WHAT YOU HAVE TO DO ::
Repeat each entry as written and leave the images out of the copy.

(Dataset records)
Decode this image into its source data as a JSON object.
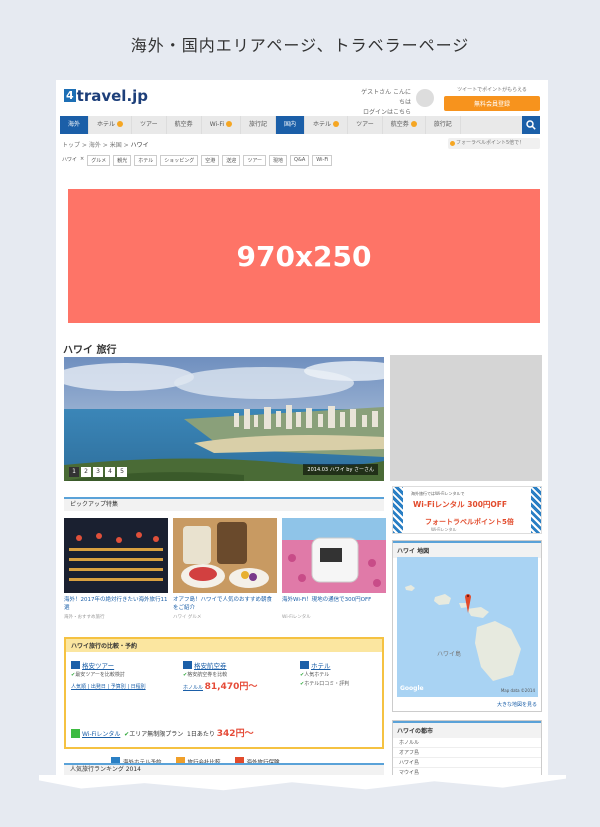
{
  "caption": "海外・国内エリアページ、トラベラーページ",
  "header": {
    "logo_text": "travel.jp",
    "logo_mark": "4",
    "login_line1": "ゲストさん こんにちは",
    "login_line2": "ログインはこちら",
    "promo_text": "ツイートでポイントがもらえる",
    "promo_button": "無料会員登録"
  },
  "nav": {
    "items": [
      {
        "label": "海外",
        "active": true,
        "badge": false
      },
      {
        "label": "ホテル",
        "active": false,
        "badge": true
      },
      {
        "label": "ツアー",
        "active": false,
        "badge": false
      },
      {
        "label": "航空券",
        "active": false,
        "badge": false
      },
      {
        "label": "Wi-Fi",
        "active": false,
        "badge": true
      },
      {
        "label": "旅行記",
        "active": false,
        "badge": false
      },
      {
        "label": "国内",
        "active": true,
        "badge": false
      },
      {
        "label": "ホテル",
        "active": false,
        "badge": true
      },
      {
        "label": "ツアー",
        "active": false,
        "badge": false
      },
      {
        "label": "航空券",
        "active": false,
        "badge": true
      },
      {
        "label": "旅行記",
        "active": false,
        "badge": false
      }
    ]
  },
  "breadcrumb": [
    "トップ",
    "海外",
    "米国",
    "ハワイ"
  ],
  "follow_label": "フォーラベルポイント5倍で！",
  "tags": [
    "ハワイ",
    "グルメ",
    "観光",
    "ホテル",
    "ショッピング",
    "空港",
    "送迎",
    "ツアー",
    "現地",
    "Q&A",
    "Wi-Fi"
  ],
  "ad_label": "970x250",
  "page_title": "ハワイ 旅行",
  "hero": {
    "pages": [
      "1",
      "2",
      "3",
      "4",
      "5"
    ],
    "credit": "2014.03 ハワイ by さーさん"
  },
  "pickup": {
    "title": "ピックアップ特集",
    "items": [
      {
        "title": "海外！2017年の絶対行きたい海外旅行11選",
        "meta": "海外・おすすめ旅行"
      },
      {
        "title": "オアフ島！ハワイで人気のおすすめ朝食をご紹介",
        "meta": "ハワイ グルメ"
      },
      {
        "title": "海外Wi-Fi！現地の通信で300円OFF",
        "meta": "Wi-Fiレンタル"
      }
    ]
  },
  "compare": {
    "title": "ハワイ旅行の比較・予約",
    "tour": {
      "title": "格安ツアー",
      "line1": "最安ツアーを比較検討",
      "links": "人気順 | 出発日 | 予算別 | 日程別"
    },
    "air": {
      "title": "格安航空券",
      "line1": "格安航空券を比較",
      "label": "ホノルル",
      "price": "81,470円〜"
    },
    "hotel": {
      "title": "ホテル",
      "line1": "人気ホテル",
      "line2": "ホテル口コミ・評判"
    },
    "wifi": {
      "title": "Wi-Fiレンタル",
      "line": "エリア無制限プラン",
      "label": "1日あたり",
      "price": "342円〜"
    }
  },
  "bottom_links": [
    "海外ホテル予約",
    "旅行会社比較",
    "海外旅行保険"
  ],
  "ranking_title": "人気旅行ランキング 2014",
  "banner": {
    "line1": "海外旅行ではWi-Fiレンタルで",
    "line2": "Wi-Fiレンタル 300円OFF",
    "line3": "フォートラベルポイント5倍",
    "line4": "Wi-Fiレンタル"
  },
  "map": {
    "title": "ハワイ 地図",
    "more": "大きな地図を見る",
    "brand": "Google",
    "copyright": "Map data ©2014",
    "region_label": "ハワイ島"
  },
  "places": {
    "title": "ハワイの都市",
    "items": [
      "ホノルル",
      "オアフ島",
      "ハワイ島",
      "マウイ島"
    ]
  },
  "colors": {
    "nav_active": "#1b5fa8",
    "ad": "#fe7467",
    "price": "#e54b38",
    "promo": "#f7931d"
  }
}
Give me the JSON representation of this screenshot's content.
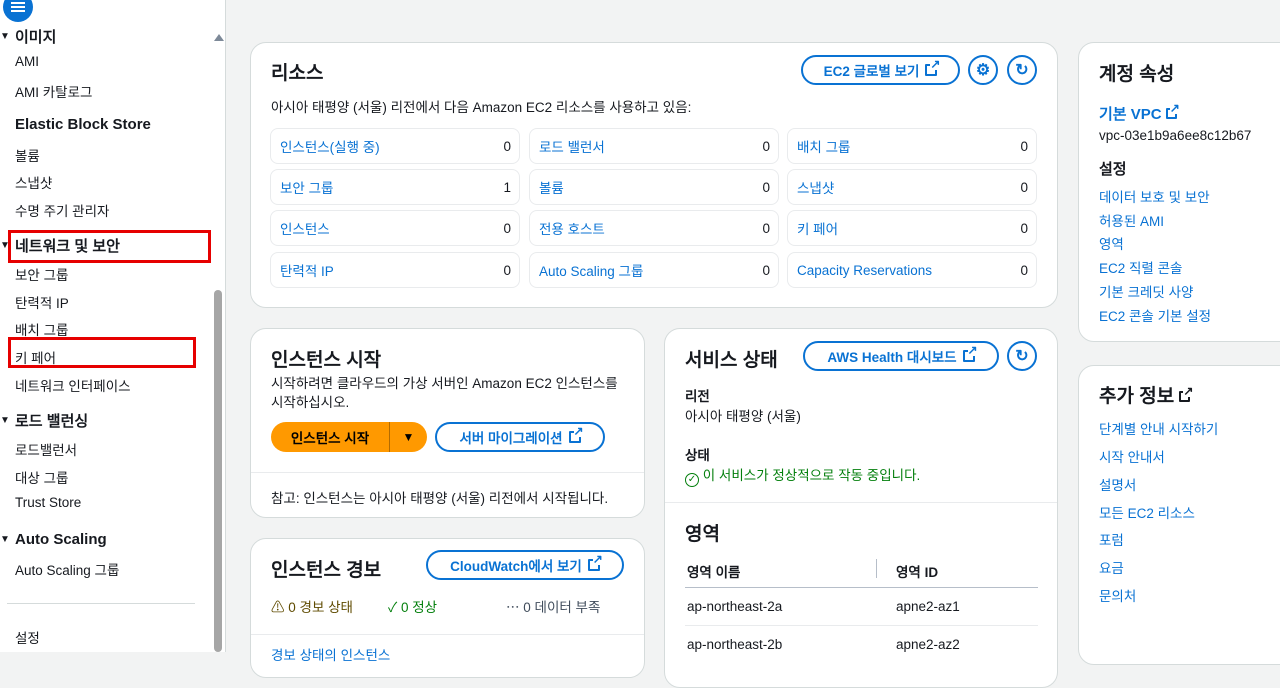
{
  "sidebar": {
    "sections": [
      {
        "title": "이미지",
        "items": [
          "AMI",
          "AMI 카탈로그"
        ]
      },
      {
        "title": "Elastic Block Store",
        "items": [
          "볼륨",
          "스냅샷",
          "수명 주기 관리자"
        ]
      },
      {
        "title": "네트워크 및 보안",
        "items": [
          "보안 그룹",
          "탄력적 IP",
          "배치 그룹",
          "키 페어",
          "네트워크 인터페이스"
        ]
      },
      {
        "title": "로드 밸런싱",
        "items": [
          "로드밸런서",
          "대상 그룹",
          "Trust Store"
        ]
      },
      {
        "title": "Auto Scaling",
        "items": [
          "Auto Scaling 그룹"
        ]
      }
    ],
    "settings": "설정"
  },
  "resources": {
    "title": "리소스",
    "global_view": "EC2 글로벌 보기",
    "subtitle": "아시아 태평양 (서울) 리전에서 다음 Amazon EC2 리소스를 사용하고 있음:",
    "cells": [
      {
        "label": "인스턴스(실행 중)",
        "count": "0"
      },
      {
        "label": "로드 밸런서",
        "count": "0"
      },
      {
        "label": "배치 그룹",
        "count": "0"
      },
      {
        "label": "보안 그룹",
        "count": "1"
      },
      {
        "label": "볼륨",
        "count": "0"
      },
      {
        "label": "스냅샷",
        "count": "0"
      },
      {
        "label": "인스턴스",
        "count": "0"
      },
      {
        "label": "전용 호스트",
        "count": "0"
      },
      {
        "label": "키 페어",
        "count": "0"
      },
      {
        "label": "탄력적 IP",
        "count": "0"
      },
      {
        "label": "Auto Scaling 그룹",
        "count": "0"
      },
      {
        "label": "Capacity Reservations",
        "count": "0"
      }
    ]
  },
  "launch": {
    "title": "인스턴스 시작",
    "desc1": "시작하려면 클라우드의 가상 서버인 Amazon EC2 인스턴스를",
    "desc2": "시작하십시오.",
    "launch_btn": "인스턴스 시작",
    "migrate_btn": "서버 마이그레이션",
    "note": "참고: 인스턴스는 아시아 태평양 (서울) 리전에서 시작됩니다."
  },
  "alarms": {
    "title": "인스턴스 경보",
    "cw_btn": "CloudWatch에서 보기",
    "alarm": "0 경보 상태",
    "ok": "0 정상",
    "insufficient": "0 데이터 부족",
    "footer": "경보 상태의 인스턴스"
  },
  "service": {
    "title": "서비스 상태",
    "health_btn": "AWS Health 대시보드",
    "region_label": "리전",
    "region_value": "아시아 태평양 (서울)",
    "status_label": "상태",
    "status_value": "이 서비스가 정상적으로 작동 중입니다."
  },
  "zones": {
    "title": "영역",
    "col_name": "영역 이름",
    "col_id": "영역 ID",
    "rows": [
      {
        "name": "ap-northeast-2a",
        "id": "apne2-az1"
      },
      {
        "name": "ap-northeast-2b",
        "id": "apne2-az2"
      }
    ]
  },
  "account": {
    "title": "계정 속성",
    "vpc_label": "기본 VPC",
    "vpc_id": "vpc-03e1b9a6ee8c12b67",
    "settings_title": "설정",
    "links": [
      "데이터 보호 및 보안",
      "허용된 AMI",
      "영역",
      "EC2 직렬 콘솔",
      "기본 크레딧 사양",
      "EC2 콘솔 기본 설정"
    ]
  },
  "more": {
    "title": "추가 정보",
    "links": [
      "단계별 안내 시작하기",
      "시작 안내서",
      "설명서",
      "모든 EC2 리소스",
      "포럼",
      "요금",
      "문의처"
    ]
  },
  "colors": {
    "accent": "#0972d3",
    "launch": "#ff9900",
    "success": "#037f0c",
    "highlight": "#e60000"
  }
}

RESPONSE TO THIS EXERCISE ::
Decode this image into its source data as a JSON object.
{
  "caption": "海外・国内エリアページ、トラベラーページ",
  "header": {
    "logo_text": "travel.jp",
    "logo_mark": "4",
    "login_line1": "ゲストさん こんにちは",
    "login_line2": "ログインはこちら",
    "promo_text": "ツイートでポイントがもらえる",
    "promo_button": "無料会員登録"
  },
  "nav": {
    "items": [
      {
        "label": "海外",
        "active": true,
        "badge": false
      },
      {
        "label": "ホテル",
        "active": false,
        "badge": true
      },
      {
        "label": "ツアー",
        "active": false,
        "badge": false
      },
      {
        "label": "航空券",
        "active": false,
        "badge": false
      },
      {
        "label": "Wi-Fi",
        "active": false,
        "badge": true
      },
      {
        "label": "旅行記",
        "active": false,
        "badge": false
      },
      {
        "label": "国内",
        "active": true,
        "badge": false
      },
      {
        "label": "ホテル",
        "active": false,
        "badge": true
      },
      {
        "label": "ツアー",
        "active": false,
        "badge": false
      },
      {
        "label": "航空券",
        "active": false,
        "badge": true
      },
      {
        "label": "旅行記",
        "active": false,
        "badge": false
      }
    ]
  },
  "breadcrumb": [
    "トップ",
    "海外",
    "米国",
    "ハワイ"
  ],
  "follow_label": "フォーラベルポイント5倍で！",
  "tags": [
    "ハワイ",
    "グルメ",
    "観光",
    "ホテル",
    "ショッピング",
    "空港",
    "送迎",
    "ツアー",
    "現地",
    "Q&A",
    "Wi-Fi"
  ],
  "ad_label": "970x250",
  "page_title": "ハワイ 旅行",
  "hero": {
    "pages": [
      "1",
      "2",
      "3",
      "4",
      "5"
    ],
    "credit": "2014.03 ハワイ by さーさん"
  },
  "pickup": {
    "title": "ピックアップ特集",
    "items": [
      {
        "title": "海外！2017年の絶対行きたい海外旅行11選",
        "meta": "海外・おすすめ旅行"
      },
      {
        "title": "オアフ島！ハワイで人気のおすすめ朝食をご紹介",
        "meta": "ハワイ グルメ"
      },
      {
        "title": "海外Wi-Fi！現地の通信で300円OFF",
        "meta": "Wi-Fiレンタル"
      }
    ]
  },
  "compare": {
    "title": "ハワイ旅行の比較・予約",
    "tour": {
      "title": "格安ツアー",
      "line1": "最安ツアーを比較検討",
      "links": "人気順 | 出発日 | 予算別 | 日程別"
    },
    "air": {
      "title": "格安航空券",
      "line1": "格安航空券を比較",
      "label": "ホノルル",
      "price": "81,470円〜"
    },
    "hotel": {
      "title": "ホテル",
      "line1": "人気ホテル",
      "line2": "ホテル口コミ・評判"
    },
    "wifi": {
      "title": "Wi-Fiレンタル",
      "line": "エリア無制限プラン",
      "label": "1日あたり",
      "price": "342円〜"
    }
  },
  "bottom_links": [
    "海外ホテル予約",
    "旅行会社比較",
    "海外旅行保険"
  ],
  "ranking_title": "人気旅行ランキング 2014",
  "banner": {
    "line1": "海外旅行ではWi-Fiレンタルで",
    "line2": "Wi-Fiレンタル 300円OFF",
    "line3": "フォートラベルポイント5倍",
    "line4": "Wi-Fiレンタル"
  },
  "map": {
    "title": "ハワイ 地図",
    "more": "大きな地図を見る",
    "brand": "Google",
    "copyright": "Map data ©2014",
    "region_label": "ハワイ島"
  },
  "places": {
    "title": "ハワイの都市",
    "items": [
      "ホノルル",
      "オアフ島",
      "ハワイ島",
      "マウイ島"
    ]
  },
  "colors": {
    "nav_active": "#1b5fa8",
    "ad": "#fe7467",
    "price": "#e54b38",
    "promo": "#f7931d"
  }
}
Give me the JSON representation of this screenshot's content.
{
  "sidebar": {
    "sections": [
      {
        "title": "이미지",
        "items": [
          "AMI",
          "AMI 카탈로그"
        ]
      },
      {
        "title": "Elastic Block Store",
        "items": [
          "볼륨",
          "스냅샷",
          "수명 주기 관리자"
        ]
      },
      {
        "title": "네트워크 및 보안",
        "items": [
          "보안 그룹",
          "탄력적 IP",
          "배치 그룹",
          "키 페어",
          "네트워크 인터페이스"
        ]
      },
      {
        "title": "로드 밸런싱",
        "items": [
          "로드밸런서",
          "대상 그룹",
          "Trust Store"
        ]
      },
      {
        "title": "Auto Scaling",
        "items": [
          "Auto Scaling 그룹"
        ]
      }
    ],
    "settings": "설정"
  },
  "resources": {
    "title": "리소스",
    "global_view": "EC2 글로벌 보기",
    "subtitle": "아시아 태평양 (서울) 리전에서 다음 Amazon EC2 리소스를 사용하고 있음:",
    "cells": [
      {
        "label": "인스턴스(실행 중)",
        "count": "0"
      },
      {
        "label": "로드 밸런서",
        "count": "0"
      },
      {
        "label": "배치 그룹",
        "count": "0"
      },
      {
        "label": "보안 그룹",
        "count": "1"
      },
      {
        "label": "볼륨",
        "count": "0"
      },
      {
        "label": "스냅샷",
        "count": "0"
      },
      {
        "label": "인스턴스",
        "count": "0"
      },
      {
        "label": "전용 호스트",
        "count": "0"
      },
      {
        "label": "키 페어",
        "count": "0"
      },
      {
        "label": "탄력적 IP",
        "count": "0"
      },
      {
        "label": "Auto Scaling 그룹",
        "count": "0"
      },
      {
        "label": "Capacity Reservations",
        "count": "0"
      }
    ]
  },
  "launch": {
    "title": "인스턴스 시작",
    "desc1": "시작하려면 클라우드의 가상 서버인 Amazon EC2 인스턴스를",
    "desc2": "시작하십시오.",
    "launch_btn": "인스턴스 시작",
    "migrate_btn": "서버 마이그레이션",
    "note": "참고: 인스턴스는 아시아 태평양 (서울) 리전에서 시작됩니다."
  },
  "alarms": {
    "title": "인스턴스 경보",
    "cw_btn": "CloudWatch에서 보기",
    "alarm": "0 경보 상태",
    "ok": "0 정상",
    "insufficient": "0 데이터 부족",
    "footer": "경보 상태의 인스턴스"
  },
  "service": {
    "title": "서비스 상태",
    "health_btn": "AWS Health 대시보드",
    "region_label": "리전",
    "region_value": "아시아 태평양 (서울)",
    "status_label": "상태",
    "status_value": "이 서비스가 정상적으로 작동 중입니다."
  },
  "zones": {
    "title": "영역",
    "col_name": "영역 이름",
    "col_id": "영역 ID",
    "rows": [
      {
        "name": "ap-northeast-2a",
        "id": "apne2-az1"
      },
      {
        "name": "ap-northeast-2b",
        "id": "apne2-az2"
      }
    ]
  },
  "account": {
    "title": "계정 속성",
    "vpc_label": "기본 VPC",
    "vpc_id": "vpc-03e1b9a6ee8c12b67",
    "settings_title": "설정",
    "links": [
      "데이터 보호 및 보안",
      "허용된 AMI",
      "영역",
      "EC2 직렬 콘솔",
      "기본 크레딧 사양",
      "EC2 콘솔 기본 설정"
    ]
  },
  "more": {
    "title": "추가 정보",
    "links": [
      "단계별 안내 시작하기",
      "시작 안내서",
      "설명서",
      "모든 EC2 리소스",
      "포럼",
      "요금",
      "문의처"
    ]
  },
  "colors": {
    "accent": "#0972d3",
    "launch": "#ff9900",
    "success": "#037f0c",
    "highlight": "#e60000"
  }
}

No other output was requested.